* **Input**

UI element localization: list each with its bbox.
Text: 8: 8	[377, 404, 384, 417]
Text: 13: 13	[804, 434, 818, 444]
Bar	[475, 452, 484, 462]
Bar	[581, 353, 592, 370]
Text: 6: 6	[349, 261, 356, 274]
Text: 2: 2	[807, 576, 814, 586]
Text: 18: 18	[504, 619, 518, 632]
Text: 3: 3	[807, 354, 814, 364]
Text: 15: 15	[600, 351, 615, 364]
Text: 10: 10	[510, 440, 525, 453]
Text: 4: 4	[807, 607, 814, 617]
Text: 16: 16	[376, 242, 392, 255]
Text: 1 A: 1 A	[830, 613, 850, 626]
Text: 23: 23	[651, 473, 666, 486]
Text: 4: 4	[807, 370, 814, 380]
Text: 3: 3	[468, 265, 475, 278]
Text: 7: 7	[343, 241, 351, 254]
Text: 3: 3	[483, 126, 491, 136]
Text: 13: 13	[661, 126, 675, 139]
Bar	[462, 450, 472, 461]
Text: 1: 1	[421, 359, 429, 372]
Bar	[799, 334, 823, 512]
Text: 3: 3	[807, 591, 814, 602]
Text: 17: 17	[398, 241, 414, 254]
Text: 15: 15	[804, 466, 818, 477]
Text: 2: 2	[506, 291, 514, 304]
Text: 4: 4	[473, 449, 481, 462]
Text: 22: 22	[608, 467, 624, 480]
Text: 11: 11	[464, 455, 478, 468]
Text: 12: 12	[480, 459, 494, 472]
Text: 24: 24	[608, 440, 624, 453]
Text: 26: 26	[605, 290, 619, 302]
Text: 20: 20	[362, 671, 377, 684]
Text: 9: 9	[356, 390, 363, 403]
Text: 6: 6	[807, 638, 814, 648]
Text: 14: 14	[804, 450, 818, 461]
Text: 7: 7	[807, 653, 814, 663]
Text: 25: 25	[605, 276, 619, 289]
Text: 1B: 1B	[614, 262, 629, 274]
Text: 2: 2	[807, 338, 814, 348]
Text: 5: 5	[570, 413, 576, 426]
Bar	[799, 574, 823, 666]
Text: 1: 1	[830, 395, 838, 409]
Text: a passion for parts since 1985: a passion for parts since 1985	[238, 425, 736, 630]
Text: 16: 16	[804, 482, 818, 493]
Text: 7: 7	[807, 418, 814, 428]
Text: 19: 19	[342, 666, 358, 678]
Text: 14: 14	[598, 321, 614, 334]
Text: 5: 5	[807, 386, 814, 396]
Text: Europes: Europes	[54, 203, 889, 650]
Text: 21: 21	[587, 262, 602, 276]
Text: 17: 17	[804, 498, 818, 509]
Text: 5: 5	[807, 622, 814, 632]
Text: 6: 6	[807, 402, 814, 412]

* * *

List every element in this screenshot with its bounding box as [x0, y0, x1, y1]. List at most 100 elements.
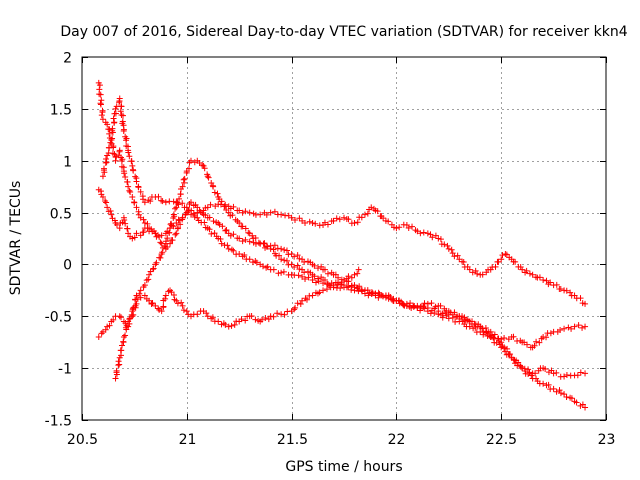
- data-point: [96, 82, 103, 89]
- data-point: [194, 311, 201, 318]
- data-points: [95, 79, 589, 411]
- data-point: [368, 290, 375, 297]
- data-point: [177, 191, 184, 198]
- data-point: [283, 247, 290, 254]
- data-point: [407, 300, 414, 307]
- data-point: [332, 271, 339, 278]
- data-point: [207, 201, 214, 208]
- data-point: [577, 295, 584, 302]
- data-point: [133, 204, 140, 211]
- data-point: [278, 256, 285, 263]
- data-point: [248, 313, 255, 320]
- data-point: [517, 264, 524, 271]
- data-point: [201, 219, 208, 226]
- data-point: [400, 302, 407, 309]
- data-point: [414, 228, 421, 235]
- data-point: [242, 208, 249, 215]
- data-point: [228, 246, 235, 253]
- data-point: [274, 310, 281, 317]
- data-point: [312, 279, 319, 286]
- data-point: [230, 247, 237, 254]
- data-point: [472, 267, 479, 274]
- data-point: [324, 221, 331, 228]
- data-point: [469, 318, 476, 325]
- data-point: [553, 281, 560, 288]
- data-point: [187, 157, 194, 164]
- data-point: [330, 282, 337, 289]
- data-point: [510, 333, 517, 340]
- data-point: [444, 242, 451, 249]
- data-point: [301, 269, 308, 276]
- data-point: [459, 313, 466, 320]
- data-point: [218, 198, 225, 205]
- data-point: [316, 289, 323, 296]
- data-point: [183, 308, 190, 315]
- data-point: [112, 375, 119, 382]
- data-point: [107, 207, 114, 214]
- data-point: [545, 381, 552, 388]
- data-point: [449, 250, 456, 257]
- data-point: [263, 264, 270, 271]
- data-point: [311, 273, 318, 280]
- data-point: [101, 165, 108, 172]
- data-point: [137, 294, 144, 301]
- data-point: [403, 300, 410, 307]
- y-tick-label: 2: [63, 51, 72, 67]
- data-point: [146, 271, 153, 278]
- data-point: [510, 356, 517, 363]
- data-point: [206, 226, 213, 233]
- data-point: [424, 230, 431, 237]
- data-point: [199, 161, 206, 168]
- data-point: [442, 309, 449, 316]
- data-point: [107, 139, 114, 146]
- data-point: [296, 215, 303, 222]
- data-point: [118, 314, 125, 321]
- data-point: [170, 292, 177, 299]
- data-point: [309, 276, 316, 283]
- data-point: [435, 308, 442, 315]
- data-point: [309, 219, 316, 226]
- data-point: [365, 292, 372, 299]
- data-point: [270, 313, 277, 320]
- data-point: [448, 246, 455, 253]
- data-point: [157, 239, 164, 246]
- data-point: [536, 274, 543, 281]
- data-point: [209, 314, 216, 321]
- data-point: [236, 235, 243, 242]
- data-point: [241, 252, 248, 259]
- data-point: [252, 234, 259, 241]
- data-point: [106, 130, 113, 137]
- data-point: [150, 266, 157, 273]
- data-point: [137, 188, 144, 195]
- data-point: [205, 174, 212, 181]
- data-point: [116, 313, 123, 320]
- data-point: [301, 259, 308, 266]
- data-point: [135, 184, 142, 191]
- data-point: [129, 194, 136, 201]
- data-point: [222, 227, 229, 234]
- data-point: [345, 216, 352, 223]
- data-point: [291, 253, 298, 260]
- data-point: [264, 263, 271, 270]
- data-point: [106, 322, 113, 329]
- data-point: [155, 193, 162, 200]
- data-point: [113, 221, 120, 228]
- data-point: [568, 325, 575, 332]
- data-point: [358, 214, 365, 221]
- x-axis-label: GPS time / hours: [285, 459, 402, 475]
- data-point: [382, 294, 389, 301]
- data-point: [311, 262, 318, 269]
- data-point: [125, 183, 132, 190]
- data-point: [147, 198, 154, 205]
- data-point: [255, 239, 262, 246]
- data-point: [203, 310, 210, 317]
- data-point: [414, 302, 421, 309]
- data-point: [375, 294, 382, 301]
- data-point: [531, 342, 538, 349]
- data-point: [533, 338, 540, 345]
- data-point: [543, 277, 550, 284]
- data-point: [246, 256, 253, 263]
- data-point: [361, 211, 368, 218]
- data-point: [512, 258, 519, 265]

* **Aim of the task**
Arrange the part of the material that opens with the line containing "UI element localization: list" and closes with the line containing "440, 525, 453]", both included, as a Markdown table with the columns Row and Line text. Number each line in order and leave out any blank lines.

* **Written response**
| Row | Line text |
|---|---|
| 1 | UI element localization: list each with its bbox. |
| 2 | Text: 8: 8	[377, 404, 384, 417] |
| 3 | Text: 13: 13	[804, 434, 818, 444] |
| 4 | Bar	[475, 452, 484, 462] |
| 5 | Bar	[581, 353, 592, 370] |
| 6 | Text: 6: 6	[349, 261, 356, 274] |
| 7 | Text: 2: 2	[807, 576, 814, 586] |
| 8 | Text: 18: 18	[504, 619, 518, 632] |
| 9 | Text: 3: 3	[807, 354, 814, 364] |
| 10 | Text: 15: 15	[600, 351, 615, 364] |
| 11 | Text: 10: 10	[510, 440, 525, 453] |